Extracted data entries:
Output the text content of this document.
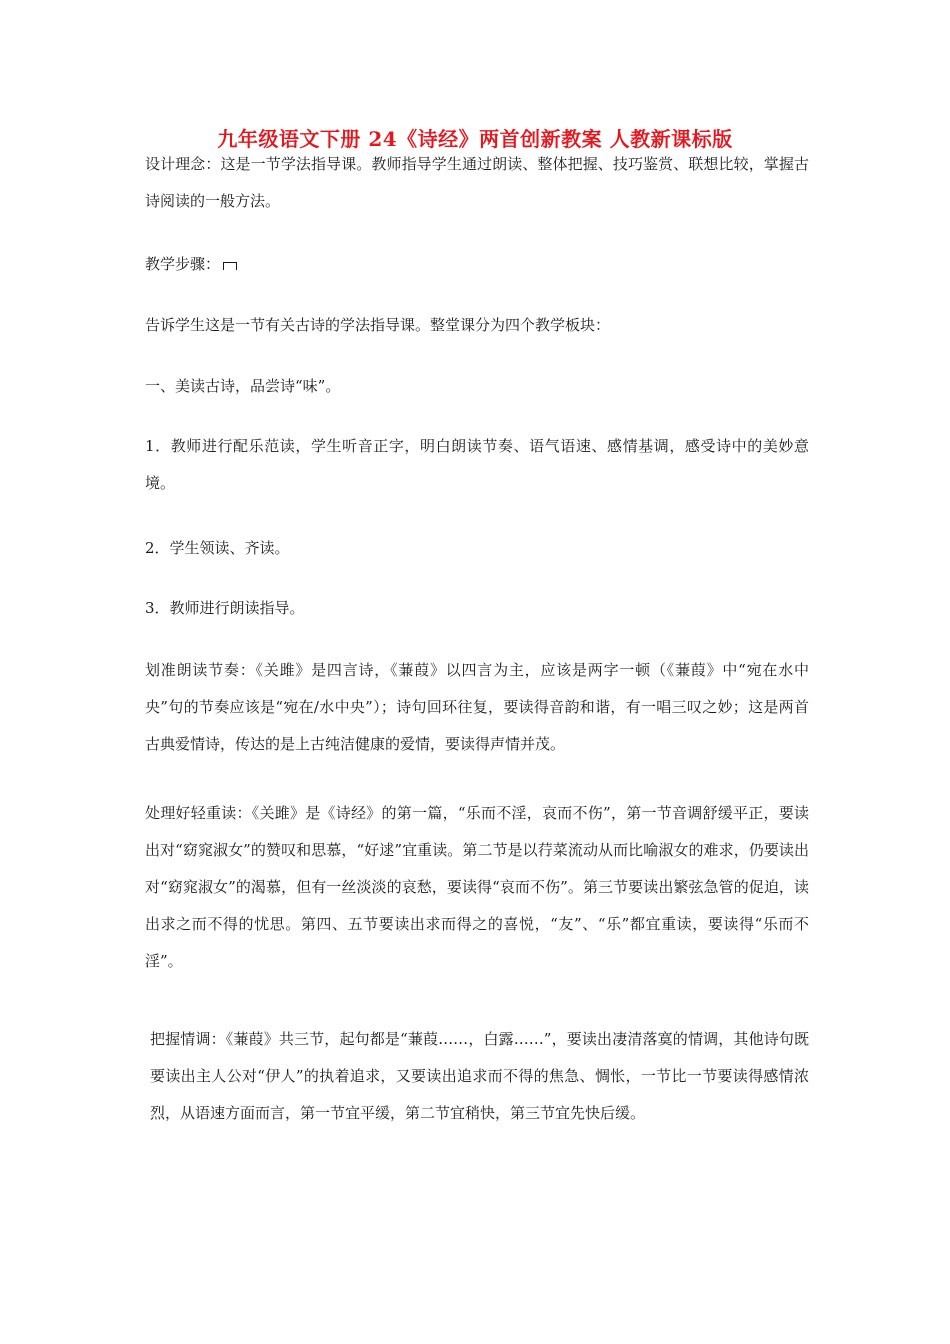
九年级语文下册 24《诗经》两首创新教案 人教新课标版
设计理念：这是一节学法指导课。教师指导学生通过朗读、整体把握、技巧鉴赏、联想比较，掌握古诗阅读的一般方法。
教学步骤：
告诉学生这是一节有关古诗的学法指导课。整堂课分为四个教学板块：
一、美读古诗，品尝诗“味”。
1．教师进行配乐范读，学生听音正字，明白朗读节奏、语气语速、感情基调，感受诗中的美妙意境。
2．学生领读、齐读。
3．教师进行朗读指导。
划准朗读节奏：《关雎》是四言诗，《蒹葭》以四言为主，应该是两字一顿（《蒹葭》中“宛在水中央”句的节奏应该是“宛在/水中央”）；诗句回环往复，要读得音韵和谐，有一唱三叹之妙；这是两首古典爱情诗，传达的是上古纯洁健康的爱情，要读得声情并茂。
处理好轻重读：《关雎》是《诗经》的第一篇，“乐而不淫，哀而不伤”，第一节音调舒缓平正，要读出对“窈窕淑女”的赞叹和思慕，“好逑”宜重读。第二节是以荇菜流动从而比喻淑女的难求，仍要读出对“窈窕淑女”的渴慕，但有一丝淡淡的哀愁，要读得“哀而不伤”。第三节要读出繁弦急管的促迫，读出求之而不得的忧思。第四、五节要读出求而得之的喜悦，“友”、“乐”都宜重读，要读得“乐而不淫”。
把握情调：《蒹葭》共三节，起句都是“蒹葭……，白露……”，要读出凄清落寞的情调，其他诗句既要读出主人公对“伊人”的执着追求，又要读出追求而不得的焦急、惆怅，一节比一节要读得感情浓烈，从语速方面而言，第一节宜平缓，第二节宜稍快，第三节宜先快后缓。
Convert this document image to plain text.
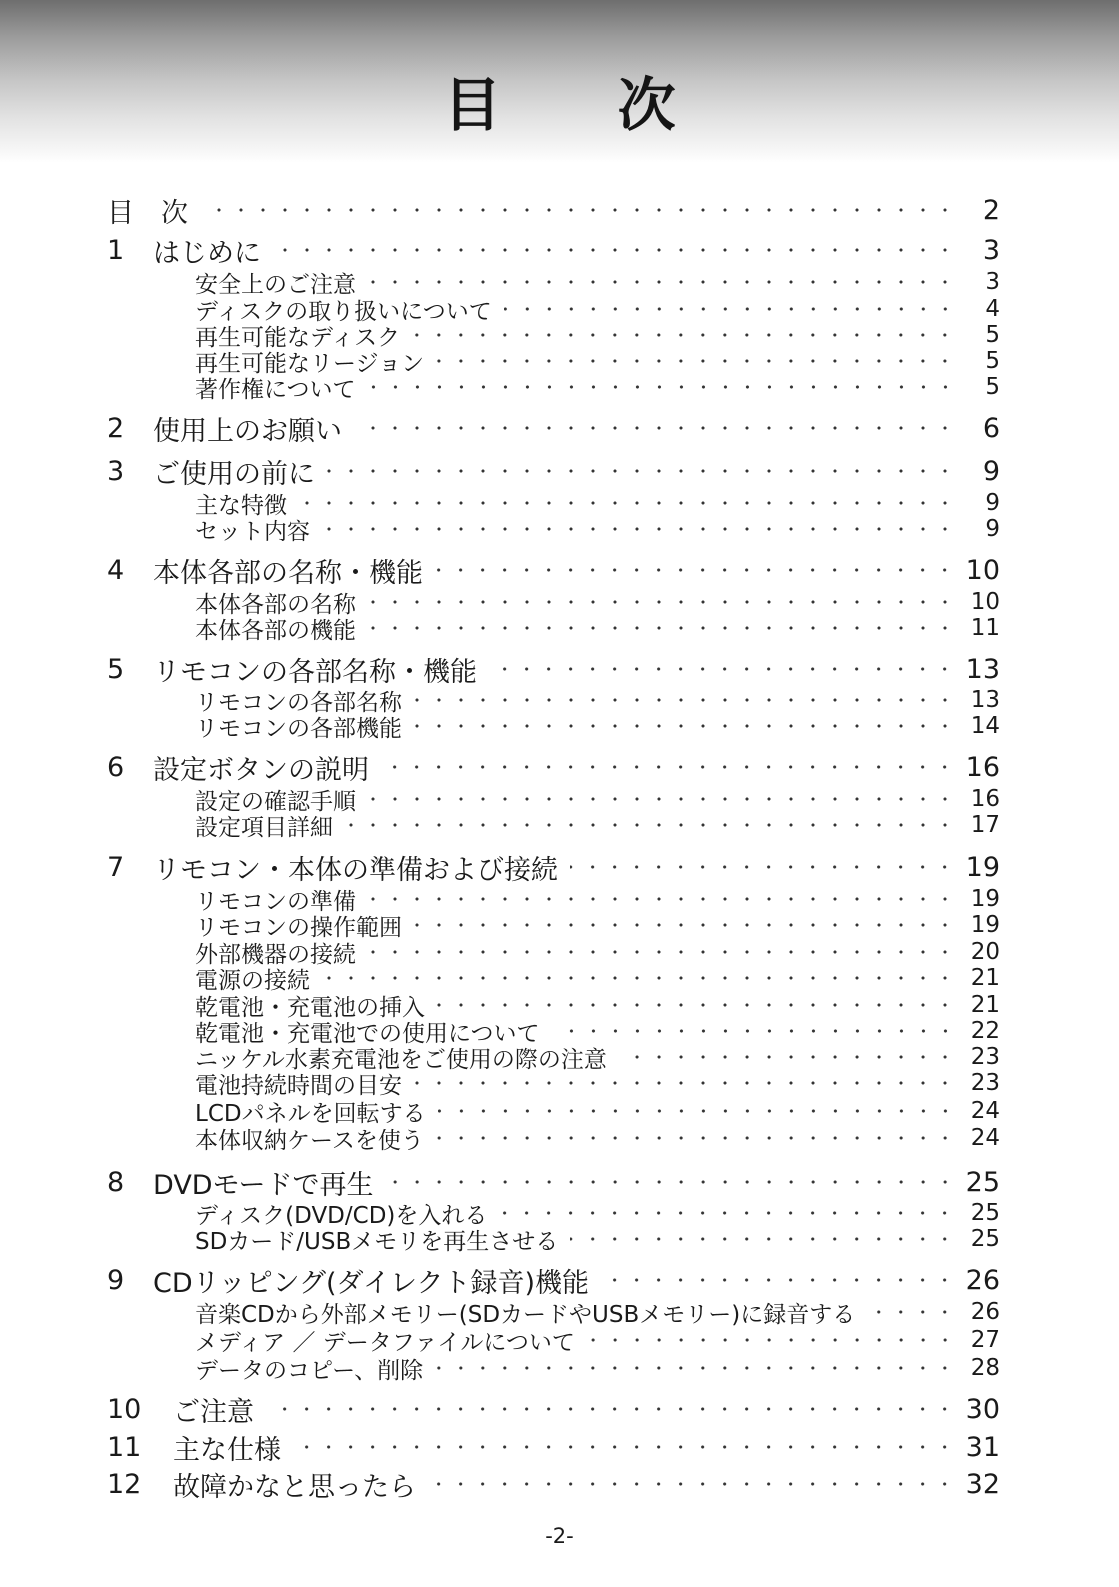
目 次
目　次	2
1	はじめに	3
安全上のご注意	3
ディスクの取り扱いについて	4
再生可能なディスク	5
再生可能なリージョン	5
著作権について	5
2	使用上のお願い	6
3	ご使用の前に	9
主な特徴	9
セット内容	9
4	本体各部の名称・機能	10
本体各部の名称	10
本体各部の機能	11
5	リモコンの各部名称・機能	13
リモコンの各部名称	13
リモコンの各部機能	14
6	設定ボタンの説明	16
設定の確認手順	16
設定項目詳細	17
7	リモコン・本体の準備および接続	19
リモコンの準備	19
リモコンの操作範囲	19
外部機器の接続	20
電源の接続	21
乾電池・充電池の挿入	21
乾電池・充電池での使用について	22
ニッケル水素充電池をご使用の際の注意	23
電池持続時間の目安	23
LCDパネルを回転する	24
本体収納ケースを使う	24
8	DVDモードで再生	25
ディスク(DVD/CD)を入れる	25
SDカード/USBメモリを再生させる	25
9	CDリッピング(ダイレクト録音)機能	26
音楽CDから外部メモリー(SDカードやUSBメモリー)に録音する	26
メディア ／ データファイルについて	27
データのコピー、削除	28
10	ご注意	30
11	主な仕様	31
12	故障かなと思ったら	32
-2-
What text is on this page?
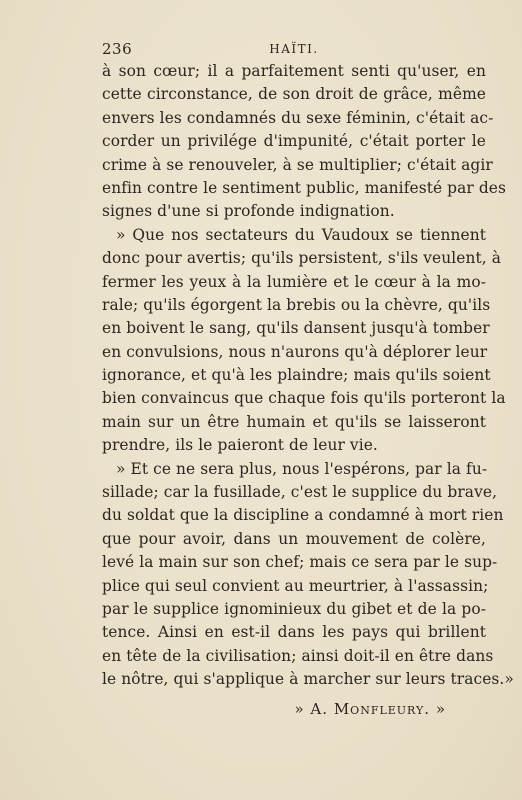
236	HAÏTI.
à son cœur; il a parfaitement senti qu'user, en
cette circonstance, de son droit de grâce, même
envers les condamnés du sexe féminin, c'était ac-
corder un privilége d'impunité, c'était porter le
crime à se renouveler, à se multiplier; c'était agir
enfin contre le sentiment public, manifesté par des
signes d'une si profonde indignation.
» Que nos sectateurs du Vaudoux se tiennent
donc pour avertis; qu'ils persistent, s'ils veulent, à
fermer les yeux à la lumière et le cœur à la mo-
rale; qu'ils égorgent la brebis ou la chèvre, qu'ils
en boivent le sang, qu'ils dansent jusqu'à tomber
en convulsions, nous n'aurons qu'à déplorer leur
ignorance, et qu'à les plaindre; mais qu'ils soient
bien convaincus que chaque fois qu'ils porteront la
main sur un être humain et qu'ils se laisseront
prendre, ils le paieront de leur vie.
» Et ce ne sera plus, nous l'espérons, par la fu-
sillade; car la fusillade, c'est le supplice du brave,
du soldat que la discipline a condamné à mort rien
que pour avoir, dans un mouvement de colère,
levé la main sur son chef; mais ce sera par le sup-
plice qui seul convient au meurtrier, à l'assassin;
par le supplice ignominieux du gibet et de la po-
tence. Ainsi en est-il dans les pays qui brillent
en tête de la civilisation; ainsi doit-il en être dans
le nôtre, qui s'applique à marcher sur leurs traces.»
» A. Monfleury. »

### EXERCISE DIRECTIONS:
Quote the material word for word, dropping any images it holds.

### CORRECT RESPONSE:
Output the text content of this document.
九年级语文下册 24《诗经》两首创新教案 人教新课标版
设计理念：这是一节学法指导课。教师指导学生通过朗读、整体把握、技巧鉴赏、联想比较，掌握古诗阅读的一般方法。
教学步骤：
告诉学生这是一节有关古诗的学法指导课。整堂课分为四个教学板块：
一、美读古诗，品尝诗“味”。
1．教师进行配乐范读，学生听音正字，明白朗读节奏、语气语速、感情基调，感受诗中的美妙意境。
2．学生领读、齐读。
3．教师进行朗读指导。
划准朗读节奏：《关雎》是四言诗，《蒹葭》以四言为主，应该是两字一顿（《蒹葭》中“宛在水中央”句的节奏应该是“宛在/水中央”）；诗句回环往复，要读得音韵和谐，有一唱三叹之妙；这是两首古典爱情诗，传达的是上古纯洁健康的爱情，要读得声情并茂。
处理好轻重读：《关雎》是《诗经》的第一篇，“乐而不淫，哀而不伤”，第一节音调舒缓平正，要读出对“窈窕淑女”的赞叹和思慕，“好逑”宜重读。第二节是以荇菜流动从而比喻淑女的难求，仍要读出对“窈窕淑女”的渴慕，但有一丝淡淡的哀愁，要读得“哀而不伤”。第三节要读出繁弦急管的促迫，读出求之而不得的忧思。第四、五节要读出求而得之的喜悦，“友”、“乐”都宜重读，要读得“乐而不淫”。
把握情调：《蒹葭》共三节，起句都是“蒹葭……，白露……”，要读出凄清落寞的情调，其他诗句既要读出主人公对“伊人”的执着追求，又要读出追求而不得的焦急、惆怅，一节比一节要读得感情浓烈，从语速方面而言，第一节宜平缓，第二节宜稍快，第三节宜先快后缓。
Convert this document image to plain text.
目 次
目　次	2
1	はじめに	3
安全上のご注意	3
ディスクの取り扱いについて	4
再生可能なディスク	5
再生可能なリージョン	5
著作権について	5
2	使用上のお願い	6
3	ご使用の前に	9
主な特徴	9
セット内容	9
4	本体各部の名称・機能	10
本体各部の名称	10
本体各部の機能	11
5	リモコンの各部名称・機能	13
リモコンの各部名称	13
リモコンの各部機能	14
6	設定ボタンの説明	16
設定の確認手順	16
設定項目詳細	17
7	リモコン・本体の準備および接続	19
リモコンの準備	19
リモコンの操作範囲	19
外部機器の接続	20
電源の接続	21
乾電池・充電池の挿入	21
乾電池・充電池での使用について	22
ニッケル水素充電池をご使用の際の注意	23
電池持続時間の目安	23
LCDパネルを回転する	24
本体収納ケースを使う	24
8	DVDモードで再生	25
ディスク(DVD/CD)を入れる	25
SDカード/USBメモリを再生させる	25
9	CDリッピング(ダイレクト録音)機能	26
音楽CDから外部メモリー(SDカードやUSBメモリー)に録音する	26
メディア ／ データファイルについて	27
データのコピー、削除	28
10	ご注意	30
11	主な仕様	31
12	故障かなと思ったら	32
-2-
What text is on this page?
236	HAÏTI.
à son cœur; il a parfaitement senti qu'user, en
cette circonstance, de son droit de grâce, même
envers les condamnés du sexe féminin, c'était ac-
corder un privilége d'impunité, c'était porter le
crime à se renouveler, à se multiplier; c'était agir
enfin contre le sentiment public, manifesté par des
signes d'une si profonde indignation.
» Que nos sectateurs du Vaudoux se tiennent
donc pour avertis; qu'ils persistent, s'ils veulent, à
fermer les yeux à la lumière et le cœur à la mo-
rale; qu'ils égorgent la brebis ou la chèvre, qu'ils
en boivent le sang, qu'ils dansent jusqu'à tomber
en convulsions, nous n'aurons qu'à déplorer leur
ignorance, et qu'à les plaindre; mais qu'ils soient
bien convaincus que chaque fois qu'ils porteront la
main sur un être humain et qu'ils se laisseront
prendre, ils le paieront de leur vie.
» Et ce ne sera plus, nous l'espérons, par la fu-
sillade; car la fusillade, c'est le supplice du brave,
du soldat que la discipline a condamné à mort rien
que pour avoir, dans un mouvement de colère,
levé la main sur son chef; mais ce sera par le sup-
plice qui seul convient au meurtrier, à l'assassin;
par le supplice ignominieux du gibet et de la po-
tence. Ainsi en est-il dans les pays qui brillent
en tête de la civilisation; ainsi doit-il en être dans
le nôtre, qui s'applique à marcher sur leurs traces.»
» A. Monfleury. »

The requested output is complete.